From the entries below, pick out and copy every line containing the string "signatory".
⁂
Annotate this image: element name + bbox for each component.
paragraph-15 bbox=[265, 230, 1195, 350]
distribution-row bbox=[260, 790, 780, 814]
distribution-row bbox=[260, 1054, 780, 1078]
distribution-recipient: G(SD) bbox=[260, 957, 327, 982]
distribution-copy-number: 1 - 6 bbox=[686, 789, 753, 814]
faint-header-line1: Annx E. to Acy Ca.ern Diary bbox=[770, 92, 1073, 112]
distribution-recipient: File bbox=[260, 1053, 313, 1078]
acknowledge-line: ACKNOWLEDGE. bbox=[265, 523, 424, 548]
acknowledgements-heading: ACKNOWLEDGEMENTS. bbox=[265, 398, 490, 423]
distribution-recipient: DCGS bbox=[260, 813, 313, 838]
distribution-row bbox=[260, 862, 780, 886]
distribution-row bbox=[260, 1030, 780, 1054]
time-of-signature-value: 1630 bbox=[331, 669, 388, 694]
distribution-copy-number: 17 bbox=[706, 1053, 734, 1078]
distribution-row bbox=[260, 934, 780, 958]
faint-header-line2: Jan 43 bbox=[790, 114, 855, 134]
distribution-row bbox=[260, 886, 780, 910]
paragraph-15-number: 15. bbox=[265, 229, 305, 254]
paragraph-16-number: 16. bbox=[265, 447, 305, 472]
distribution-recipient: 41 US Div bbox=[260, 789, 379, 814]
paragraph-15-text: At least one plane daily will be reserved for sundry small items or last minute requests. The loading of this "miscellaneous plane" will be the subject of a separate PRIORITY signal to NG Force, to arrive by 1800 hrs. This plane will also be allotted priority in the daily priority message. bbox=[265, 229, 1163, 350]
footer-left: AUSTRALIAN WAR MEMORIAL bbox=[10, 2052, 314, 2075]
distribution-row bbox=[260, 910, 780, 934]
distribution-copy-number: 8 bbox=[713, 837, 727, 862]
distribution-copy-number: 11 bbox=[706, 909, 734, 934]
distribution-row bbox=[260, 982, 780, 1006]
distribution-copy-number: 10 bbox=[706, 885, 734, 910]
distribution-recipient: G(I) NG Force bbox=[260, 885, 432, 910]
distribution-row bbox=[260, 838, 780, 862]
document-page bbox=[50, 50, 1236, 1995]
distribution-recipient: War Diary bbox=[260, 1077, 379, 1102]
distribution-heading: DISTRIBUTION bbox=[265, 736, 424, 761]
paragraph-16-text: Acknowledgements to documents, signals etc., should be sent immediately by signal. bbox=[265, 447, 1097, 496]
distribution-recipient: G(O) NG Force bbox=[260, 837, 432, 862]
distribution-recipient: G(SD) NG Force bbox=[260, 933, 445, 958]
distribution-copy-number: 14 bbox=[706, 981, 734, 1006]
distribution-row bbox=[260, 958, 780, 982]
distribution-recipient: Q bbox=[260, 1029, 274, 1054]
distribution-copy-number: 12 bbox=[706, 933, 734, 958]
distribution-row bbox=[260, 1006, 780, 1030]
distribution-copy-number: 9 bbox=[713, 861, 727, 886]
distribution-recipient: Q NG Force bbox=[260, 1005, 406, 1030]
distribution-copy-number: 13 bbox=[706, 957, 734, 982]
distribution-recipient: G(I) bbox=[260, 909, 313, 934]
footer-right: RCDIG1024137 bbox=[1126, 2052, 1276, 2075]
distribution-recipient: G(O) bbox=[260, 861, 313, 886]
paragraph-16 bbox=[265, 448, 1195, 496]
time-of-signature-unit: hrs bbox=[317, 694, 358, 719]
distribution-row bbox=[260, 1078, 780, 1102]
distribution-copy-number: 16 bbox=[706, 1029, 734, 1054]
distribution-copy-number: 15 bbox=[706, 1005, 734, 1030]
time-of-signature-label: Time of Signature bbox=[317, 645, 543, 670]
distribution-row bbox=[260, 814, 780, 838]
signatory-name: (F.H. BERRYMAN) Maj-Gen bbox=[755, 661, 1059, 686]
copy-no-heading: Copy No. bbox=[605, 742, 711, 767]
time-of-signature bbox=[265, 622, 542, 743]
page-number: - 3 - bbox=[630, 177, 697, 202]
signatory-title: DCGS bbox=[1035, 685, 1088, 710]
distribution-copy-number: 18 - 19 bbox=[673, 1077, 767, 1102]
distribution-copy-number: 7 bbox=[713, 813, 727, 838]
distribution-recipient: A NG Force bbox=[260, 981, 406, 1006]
⁂
### COMPLETE ANSWER
signatory-name: (F.H. BERRYMAN) Maj-Gen bbox=[755, 661, 1059, 686]
signatory-title: DCGS bbox=[1035, 685, 1088, 710]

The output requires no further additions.